** start **
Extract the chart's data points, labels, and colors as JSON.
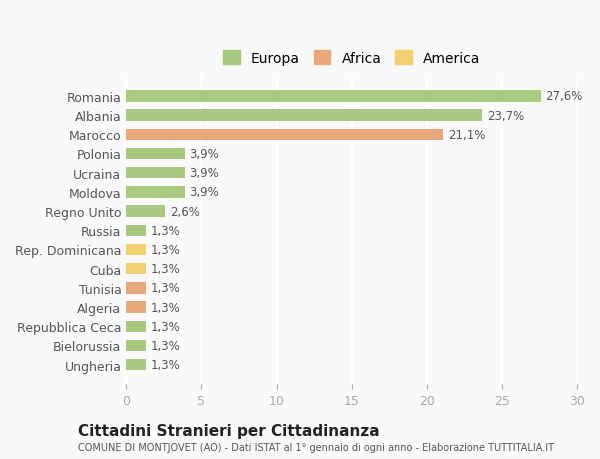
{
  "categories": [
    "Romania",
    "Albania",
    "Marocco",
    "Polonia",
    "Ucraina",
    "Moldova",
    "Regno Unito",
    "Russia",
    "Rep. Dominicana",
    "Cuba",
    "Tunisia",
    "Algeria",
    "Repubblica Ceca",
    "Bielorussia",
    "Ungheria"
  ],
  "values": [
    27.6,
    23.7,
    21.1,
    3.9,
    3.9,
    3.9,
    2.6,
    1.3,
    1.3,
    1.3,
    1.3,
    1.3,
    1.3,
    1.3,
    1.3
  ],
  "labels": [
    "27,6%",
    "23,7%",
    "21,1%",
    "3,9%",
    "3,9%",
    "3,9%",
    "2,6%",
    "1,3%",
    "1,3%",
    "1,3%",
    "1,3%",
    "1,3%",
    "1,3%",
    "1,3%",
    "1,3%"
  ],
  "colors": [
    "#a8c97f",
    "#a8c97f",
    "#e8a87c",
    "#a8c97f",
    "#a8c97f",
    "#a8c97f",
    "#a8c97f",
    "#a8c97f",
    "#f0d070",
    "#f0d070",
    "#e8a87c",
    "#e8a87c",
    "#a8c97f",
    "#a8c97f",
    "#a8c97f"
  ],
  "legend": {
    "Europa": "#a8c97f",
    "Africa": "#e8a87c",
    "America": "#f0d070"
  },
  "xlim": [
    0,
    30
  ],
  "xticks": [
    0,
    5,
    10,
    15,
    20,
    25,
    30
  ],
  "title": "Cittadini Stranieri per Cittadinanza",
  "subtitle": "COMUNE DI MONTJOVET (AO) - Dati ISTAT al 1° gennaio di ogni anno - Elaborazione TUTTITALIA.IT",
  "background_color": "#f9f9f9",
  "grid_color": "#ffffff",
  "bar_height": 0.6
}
** end **
▸ **What is required**
Copy down every line of the material above that includes the string "colors".

▸ **The output**
Extract the chart's data points, labels, and colors as JSON.
  "colors": [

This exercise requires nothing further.